Written request »
Can you write out the whole listing exactly?

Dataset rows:
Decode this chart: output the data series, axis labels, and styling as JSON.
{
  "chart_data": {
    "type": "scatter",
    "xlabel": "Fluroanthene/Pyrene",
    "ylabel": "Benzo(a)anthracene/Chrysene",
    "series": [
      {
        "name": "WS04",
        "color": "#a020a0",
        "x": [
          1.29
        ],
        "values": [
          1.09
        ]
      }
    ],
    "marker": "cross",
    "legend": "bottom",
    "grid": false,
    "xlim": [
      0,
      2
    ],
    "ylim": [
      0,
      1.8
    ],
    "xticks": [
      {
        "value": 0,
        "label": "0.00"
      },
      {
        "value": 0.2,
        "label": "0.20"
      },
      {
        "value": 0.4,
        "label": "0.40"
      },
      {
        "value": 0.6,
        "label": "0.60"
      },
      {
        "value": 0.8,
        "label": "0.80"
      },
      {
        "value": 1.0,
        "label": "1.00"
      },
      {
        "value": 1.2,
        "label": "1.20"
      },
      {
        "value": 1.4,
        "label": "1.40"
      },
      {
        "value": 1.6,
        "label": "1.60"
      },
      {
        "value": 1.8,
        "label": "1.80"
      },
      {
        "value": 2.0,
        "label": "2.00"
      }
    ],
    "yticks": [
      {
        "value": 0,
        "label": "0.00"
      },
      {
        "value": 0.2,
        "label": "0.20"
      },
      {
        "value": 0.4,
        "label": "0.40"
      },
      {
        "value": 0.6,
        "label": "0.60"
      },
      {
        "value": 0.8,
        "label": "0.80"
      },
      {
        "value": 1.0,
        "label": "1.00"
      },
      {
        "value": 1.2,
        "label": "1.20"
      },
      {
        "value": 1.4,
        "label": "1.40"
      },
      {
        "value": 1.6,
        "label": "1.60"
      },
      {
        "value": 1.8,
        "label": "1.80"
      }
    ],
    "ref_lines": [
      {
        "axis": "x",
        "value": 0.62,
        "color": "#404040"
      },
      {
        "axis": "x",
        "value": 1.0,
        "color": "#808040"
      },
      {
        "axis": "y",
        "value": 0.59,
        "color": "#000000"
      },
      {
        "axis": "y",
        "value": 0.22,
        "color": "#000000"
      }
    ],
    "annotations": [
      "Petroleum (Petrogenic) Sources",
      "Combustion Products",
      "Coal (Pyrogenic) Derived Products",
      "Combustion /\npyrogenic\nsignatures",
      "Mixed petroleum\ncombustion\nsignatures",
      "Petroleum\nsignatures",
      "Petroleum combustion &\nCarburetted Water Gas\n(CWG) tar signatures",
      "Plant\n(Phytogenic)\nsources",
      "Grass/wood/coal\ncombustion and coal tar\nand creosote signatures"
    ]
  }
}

Result »
Decode this chart: output the data series, axis labels, and styling as JSON.
{
  "chart_data": {
    "type": "scatter",
    "xlabel": "Fluroanthene/Pyrene",
    "ylabel": "Benzo(a)anthracene/Chrysene",
    "series": [
      {
        "name": "WS04",
        "color": "#a020a0",
        "x": [
          1.29
        ],
        "values": [
          1.09
        ]
      }
    ],
    "marker": "cross",
    "legend": "bottom",
    "grid": false,
    "xlim": [
      0,
      2
    ],
    "ylim": [
      0,
      1.8
    ],
    "xticks": [
      {
        "value": 0,
        "label": "0.00"
      },
      {
        "value": 0.2,
        "label": "0.20"
      },
      {
        "value": 0.4,
        "label": "0.40"
      },
      {
        "value": 0.6,
        "label": "0.60"
      },
      {
        "value": 0.8,
        "label": "0.80"
      },
      {
        "value": 1.0,
        "label": "1.00"
      },
      {
        "value": 1.2,
        "label": "1.20"
      },
      {
        "value": 1.4,
        "label": "1.40"
      },
      {
        "value": 1.6,
        "label": "1.60"
      },
      {
        "value": 1.8,
        "label": "1.80"
      },
      {
        "value": 2.0,
        "label": "2.00"
      }
    ],
    "yticks": [
      {
        "value": 0,
        "label": "0.00"
      },
      {
        "value": 0.2,
        "label": "0.20"
      },
      {
        "value": 0.4,
        "label": "0.40"
      },
      {
        "value": 0.6,
        "label": "0.60"
      },
      {
        "value": 0.8,
        "label": "0.80"
      },
      {
        "value": 1.0,
        "label": "1.00"
      },
      {
        "value": 1.2,
        "label": "1.20"
      },
      {
        "value": 1.4,
        "label": "1.40"
      },
      {
        "value": 1.6,
        "label": "1.60"
      },
      {
        "value": 1.8,
        "label": "1.80"
      }
    ],
    "ref_lines": [
      {
        "axis": "x",
        "value": 0.62,
        "color": "#404040"
      },
      {
        "axis": "x",
        "value": 1.0,
        "color": "#808040"
      },
      {
        "axis": "y",
        "value": 0.59,
        "color": "#000000"
      },
      {
        "axis": "y",
        "value": 0.22,
        "color": "#000000"
      }
    ],
    "annotations": [
      "Petroleum (Petrogenic) Sources",
      "Combustion Products",
      "Coal (Pyrogenic) Derived Products",
      "Combustion /\npyrogenic\nsignatures",
      "Mixed petroleum\ncombustion\nsignatures",
      "Petroleum\nsignatures",
      "Petroleum combustion &\nCarburetted Water Gas\n(CWG) tar signatures",
      "Plant\n(Phytogenic)\nsources",
      "Grass/wood/coal\ncombustion and coal tar\nand creosote signatures"
    ]
  }
}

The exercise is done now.